Exercise prompt » Your answer should be a single number: how many lines in the data below hold the string "label".

Materials provided »

------

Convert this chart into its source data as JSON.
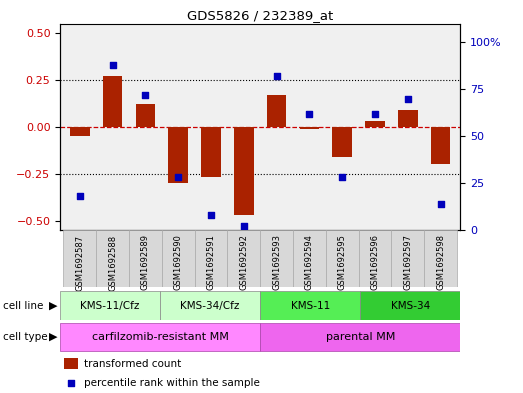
{
  "title": "GDS5826 / 232389_at",
  "samples": [
    "GSM1692587",
    "GSM1692588",
    "GSM1692589",
    "GSM1692590",
    "GSM1692591",
    "GSM1692592",
    "GSM1692593",
    "GSM1692594",
    "GSM1692595",
    "GSM1692596",
    "GSM1692597",
    "GSM1692598"
  ],
  "transformed_count": [
    -0.05,
    0.27,
    0.12,
    -0.3,
    -0.27,
    -0.47,
    0.17,
    -0.01,
    -0.16,
    0.03,
    0.09,
    -0.2
  ],
  "percentile_rank": [
    18,
    88,
    72,
    28,
    8,
    2,
    82,
    62,
    28,
    62,
    70,
    14
  ],
  "bar_color": "#AA2200",
  "dot_color": "#0000BB",
  "ylim": [
    -0.55,
    0.55
  ],
  "yticks_left": [
    -0.5,
    -0.25,
    0,
    0.25,
    0.5
  ],
  "yticks_right": [
    0,
    25,
    50,
    75,
    100
  ],
  "right_ylim": [
    0,
    110
  ],
  "bg_color": "#ffffff",
  "plot_bg_color": "#f0f0f0",
  "zero_line_color": "#CC0000",
  "cl_groups": [
    {
      "label": "KMS-11/Cfz",
      "start": 0,
      "end": 3,
      "color": "#CCFFCC"
    },
    {
      "label": "KMS-34/Cfz",
      "start": 3,
      "end": 6,
      "color": "#CCFFCC"
    },
    {
      "label": "KMS-11",
      "start": 6,
      "end": 9,
      "color": "#55EE55"
    },
    {
      "label": "KMS-34",
      "start": 9,
      "end": 12,
      "color": "#33CC33"
    }
  ],
  "ct_groups": [
    {
      "label": "carfilzomib-resistant MM",
      "start": 0,
      "end": 6,
      "color": "#FF88FF"
    },
    {
      "label": "parental MM",
      "start": 6,
      "end": 12,
      "color": "#EE66EE"
    }
  ],
  "legend_items": [
    {
      "label": "transformed count",
      "color": "#AA2200"
    },
    {
      "label": "percentile rank within the sample",
      "color": "#0000BB"
    }
  ]
}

------

Exercise answer » 8